SET TASK:
Write out the data below in full. Keep it exact.

ENTRIES SUPPLIED:
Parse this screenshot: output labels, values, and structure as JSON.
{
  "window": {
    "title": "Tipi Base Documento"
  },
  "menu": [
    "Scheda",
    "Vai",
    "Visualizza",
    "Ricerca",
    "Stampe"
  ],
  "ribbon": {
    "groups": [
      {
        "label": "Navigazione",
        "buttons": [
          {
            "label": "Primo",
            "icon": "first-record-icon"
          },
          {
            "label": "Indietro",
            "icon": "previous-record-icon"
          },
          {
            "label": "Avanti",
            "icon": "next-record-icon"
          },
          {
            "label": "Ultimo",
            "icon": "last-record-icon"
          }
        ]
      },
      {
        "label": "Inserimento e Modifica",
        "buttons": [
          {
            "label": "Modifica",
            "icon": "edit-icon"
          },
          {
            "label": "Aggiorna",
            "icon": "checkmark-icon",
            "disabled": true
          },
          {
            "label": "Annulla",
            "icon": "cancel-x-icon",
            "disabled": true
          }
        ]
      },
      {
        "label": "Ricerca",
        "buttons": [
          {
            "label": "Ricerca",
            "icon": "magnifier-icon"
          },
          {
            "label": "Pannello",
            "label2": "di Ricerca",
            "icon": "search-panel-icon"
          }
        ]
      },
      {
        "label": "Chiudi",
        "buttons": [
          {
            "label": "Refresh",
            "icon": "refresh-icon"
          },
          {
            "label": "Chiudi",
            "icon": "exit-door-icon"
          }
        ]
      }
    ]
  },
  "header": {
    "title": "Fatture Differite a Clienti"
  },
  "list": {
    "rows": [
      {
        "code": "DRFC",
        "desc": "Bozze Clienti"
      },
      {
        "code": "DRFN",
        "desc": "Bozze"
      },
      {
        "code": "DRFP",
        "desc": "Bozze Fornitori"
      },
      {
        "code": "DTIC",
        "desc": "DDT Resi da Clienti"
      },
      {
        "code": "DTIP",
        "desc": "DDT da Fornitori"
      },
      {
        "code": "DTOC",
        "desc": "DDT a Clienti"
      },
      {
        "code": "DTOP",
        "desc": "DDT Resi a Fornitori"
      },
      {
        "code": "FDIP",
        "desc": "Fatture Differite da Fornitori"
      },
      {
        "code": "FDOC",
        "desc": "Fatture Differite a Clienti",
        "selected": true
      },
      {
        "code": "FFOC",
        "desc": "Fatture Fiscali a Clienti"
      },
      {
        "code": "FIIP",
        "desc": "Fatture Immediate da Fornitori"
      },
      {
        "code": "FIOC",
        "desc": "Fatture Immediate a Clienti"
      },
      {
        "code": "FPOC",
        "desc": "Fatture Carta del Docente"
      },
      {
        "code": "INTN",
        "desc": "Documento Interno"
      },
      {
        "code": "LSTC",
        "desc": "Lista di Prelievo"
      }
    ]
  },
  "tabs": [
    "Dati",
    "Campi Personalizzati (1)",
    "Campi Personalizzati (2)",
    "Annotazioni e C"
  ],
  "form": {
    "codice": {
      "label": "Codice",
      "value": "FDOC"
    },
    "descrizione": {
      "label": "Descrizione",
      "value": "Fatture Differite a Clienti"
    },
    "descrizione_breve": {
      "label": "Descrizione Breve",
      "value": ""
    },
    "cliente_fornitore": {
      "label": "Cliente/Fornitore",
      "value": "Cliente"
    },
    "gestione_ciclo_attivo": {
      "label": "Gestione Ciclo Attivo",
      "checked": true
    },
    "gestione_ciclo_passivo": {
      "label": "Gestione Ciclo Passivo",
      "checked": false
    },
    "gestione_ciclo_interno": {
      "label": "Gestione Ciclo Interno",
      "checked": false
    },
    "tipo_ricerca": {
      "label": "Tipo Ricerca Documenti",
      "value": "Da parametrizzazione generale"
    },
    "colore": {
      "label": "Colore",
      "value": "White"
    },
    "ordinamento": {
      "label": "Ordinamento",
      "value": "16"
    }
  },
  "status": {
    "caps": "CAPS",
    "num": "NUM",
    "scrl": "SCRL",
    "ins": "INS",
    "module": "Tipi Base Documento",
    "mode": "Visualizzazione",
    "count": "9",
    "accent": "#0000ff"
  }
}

COMPLETED EXERCISE:
Parse this screenshot: output labels, values, and structure as JSON.
{
  "window": {
    "title": "Tipi Base Documento"
  },
  "menu": [
    "Scheda",
    "Vai",
    "Visualizza",
    "Ricerca",
    "Stampe"
  ],
  "ribbon": {
    "groups": [
      {
        "label": "Navigazione",
        "buttons": [
          {
            "label": "Primo",
            "icon": "first-record-icon"
          },
          {
            "label": "Indietro",
            "icon": "previous-record-icon"
          },
          {
            "label": "Avanti",
            "icon": "next-record-icon"
          },
          {
            "label": "Ultimo",
            "icon": "last-record-icon"
          }
        ]
      },
      {
        "label": "Inserimento e Modifica",
        "buttons": [
          {
            "label": "Modifica",
            "icon": "edit-icon"
          },
          {
            "label": "Aggiorna",
            "icon": "checkmark-icon",
            "disabled": true
          },
          {
            "label": "Annulla",
            "icon": "cancel-x-icon",
            "disabled": true
          }
        ]
      },
      {
        "label": "Ricerca",
        "buttons": [
          {
            "label": "Ricerca",
            "icon": "magnifier-icon"
          },
          {
            "label": "Pannello",
            "label2": "di Ricerca",
            "icon": "search-panel-icon"
          }
        ]
      },
      {
        "label": "Chiudi",
        "buttons": [
          {
            "label": "Refresh",
            "icon": "refresh-icon"
          },
          {
            "label": "Chiudi",
            "icon": "exit-door-icon"
          }
        ]
      }
    ]
  },
  "header": {
    "title": "Fatture Differite a Clienti"
  },
  "list": {
    "rows": [
      {
        "code": "DRFC",
        "desc": "Bozze Clienti"
      },
      {
        "code": "DRFN",
        "desc": "Bozze"
      },
      {
        "code": "DRFP",
        "desc": "Bozze Fornitori"
      },
      {
        "code": "DTIC",
        "desc": "DDT Resi da Clienti"
      },
      {
        "code": "DTIP",
        "desc": "DDT da Fornitori"
      },
      {
        "code": "DTOC",
        "desc": "DDT a Clienti"
      },
      {
        "code": "DTOP",
        "desc": "DDT Resi a Fornitori"
      },
      {
        "code": "FDIP",
        "desc": "Fatture Differite da Fornitori"
      },
      {
        "code": "FDOC",
        "desc": "Fatture Differite a Clienti",
        "selected": true
      },
      {
        "code": "FFOC",
        "desc": "Fatture Fiscali a Clienti"
      },
      {
        "code": "FIIP",
        "desc": "Fatture Immediate da Fornitori"
      },
      {
        "code": "FIOC",
        "desc": "Fatture Immediate a Clienti"
      },
      {
        "code": "FPOC",
        "desc": "Fatture Carta del Docente"
      },
      {
        "code": "INTN",
        "desc": "Documento Interno"
      },
      {
        "code": "LSTC",
        "desc": "Lista di Prelievo"
      }
    ]
  },
  "tabs": [
    "Dati",
    "Campi Personalizzati (1)",
    "Campi Personalizzati (2)",
    "Annotazioni e C"
  ],
  "form": {
    "codice": {
      "label": "Codice",
      "value": "FDOC"
    },
    "descrizione": {
      "label": "Descrizione",
      "value": "Fatture Differite a Clienti"
    },
    "descrizione_breve": {
      "label": "Descrizione Breve",
      "value": ""
    },
    "cliente_fornitore": {
      "label": "Cliente/Fornitore",
      "value": "Cliente"
    },
    "gestione_ciclo_attivo": {
      "label": "Gestione Ciclo Attivo",
      "checked": true
    },
    "gestione_ciclo_passivo": {
      "label": "Gestione Ciclo Passivo",
      "checked": false
    },
    "gestione_ciclo_interno": {
      "label": "Gestione Ciclo Interno",
      "checked": false
    },
    "tipo_ricerca": {
      "label": "Tipo Ricerca Documenti",
      "value": "Da parametrizzazione generale"
    },
    "colore": {
      "label": "Colore",
      "value": "White"
    },
    "ordinamento": {
      "label": "Ordinamento",
      "value": "16"
    }
  },
  "status": {
    "caps": "CAPS",
    "num": "NUM",
    "scrl": "SCRL",
    "ins": "INS",
    "module": "Tipi Base Documento",
    "mode": "Visualizzazione",
    "count": "9",
    "accent": "#0000ff"
  }
}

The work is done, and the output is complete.